Please retype the data in full, exactly as given.
Material shown: Begin
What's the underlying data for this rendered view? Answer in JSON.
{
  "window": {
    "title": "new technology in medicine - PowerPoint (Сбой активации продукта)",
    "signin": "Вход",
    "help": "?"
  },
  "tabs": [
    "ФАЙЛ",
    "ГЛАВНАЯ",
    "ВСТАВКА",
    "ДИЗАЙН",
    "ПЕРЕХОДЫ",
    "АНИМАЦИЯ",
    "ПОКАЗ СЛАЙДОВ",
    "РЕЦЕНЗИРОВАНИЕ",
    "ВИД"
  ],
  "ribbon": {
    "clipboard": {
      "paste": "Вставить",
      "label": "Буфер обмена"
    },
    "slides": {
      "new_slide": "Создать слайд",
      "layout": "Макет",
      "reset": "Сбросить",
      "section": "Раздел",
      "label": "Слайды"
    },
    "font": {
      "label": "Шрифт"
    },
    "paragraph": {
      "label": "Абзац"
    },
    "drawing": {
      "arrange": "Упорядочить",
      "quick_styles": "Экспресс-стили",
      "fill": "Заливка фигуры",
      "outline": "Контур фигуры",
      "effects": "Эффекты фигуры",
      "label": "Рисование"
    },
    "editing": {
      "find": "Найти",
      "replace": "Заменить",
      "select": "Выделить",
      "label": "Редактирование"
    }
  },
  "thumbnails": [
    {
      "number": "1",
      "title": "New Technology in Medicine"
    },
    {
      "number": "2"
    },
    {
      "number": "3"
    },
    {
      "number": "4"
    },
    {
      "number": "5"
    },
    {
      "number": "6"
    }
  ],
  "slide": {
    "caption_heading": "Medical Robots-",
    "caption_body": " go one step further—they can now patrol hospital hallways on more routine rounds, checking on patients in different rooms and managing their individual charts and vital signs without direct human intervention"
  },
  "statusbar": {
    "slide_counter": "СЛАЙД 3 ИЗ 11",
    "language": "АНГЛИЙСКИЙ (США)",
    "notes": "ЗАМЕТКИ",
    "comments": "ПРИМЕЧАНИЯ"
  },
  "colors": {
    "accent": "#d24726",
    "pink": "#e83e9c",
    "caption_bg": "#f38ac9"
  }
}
Material shown: End
### Answer to this exercise
What's the underlying data for this rendered view? Answer in JSON.
{
  "window": {
    "title": "new technology in medicine - PowerPoint (Сбой активации продукта)",
    "signin": "Вход",
    "help": "?"
  },
  "tabs": [
    "ФАЙЛ",
    "ГЛАВНАЯ",
    "ВСТАВКА",
    "ДИЗАЙН",
    "ПЕРЕХОДЫ",
    "АНИМАЦИЯ",
    "ПОКАЗ СЛАЙДОВ",
    "РЕЦЕНЗИРОВАНИЕ",
    "ВИД"
  ],
  "ribbon": {
    "clipboard": {
      "paste": "Вставить",
      "label": "Буфер обмена"
    },
    "slides": {
      "new_slide": "Создать слайд",
      "layout": "Макет",
      "reset": "Сбросить",
      "section": "Раздел",
      "label": "Слайды"
    },
    "font": {
      "label": "Шрифт"
    },
    "paragraph": {
      "label": "Абзац"
    },
    "drawing": {
      "arrange": "Упорядочить",
      "quick_styles": "Экспресс-стили",
      "fill": "Заливка фигуры",
      "outline": "Контур фигуры",
      "effects": "Эффекты фигуры",
      "label": "Рисование"
    },
    "editing": {
      "find": "Найти",
      "replace": "Заменить",
      "select": "Выделить",
      "label": "Редактирование"
    }
  },
  "thumbnails": [
    {
      "number": "1",
      "title": "New Technology in Medicine"
    },
    {
      "number": "2"
    },
    {
      "number": "3"
    },
    {
      "number": "4"
    },
    {
      "number": "5"
    },
    {
      "number": "6"
    }
  ],
  "slide": {
    "caption_heading": "Medical Robots-",
    "caption_body": " go one step further—they can now patrol hospital hallways on more routine rounds, checking on patients in different rooms and managing their individual charts and vital signs without direct human intervention"
  },
  "statusbar": {
    "slide_counter": "СЛАЙД 3 ИЗ 11",
    "language": "АНГЛИЙСКИЙ (США)",
    "notes": "ЗАМЕТКИ",
    "comments": "ПРИМЕЧАНИЯ"
  },
  "colors": {
    "accent": "#d24726",
    "pink": "#e83e9c",
    "caption_bg": "#f38ac9"
  }
}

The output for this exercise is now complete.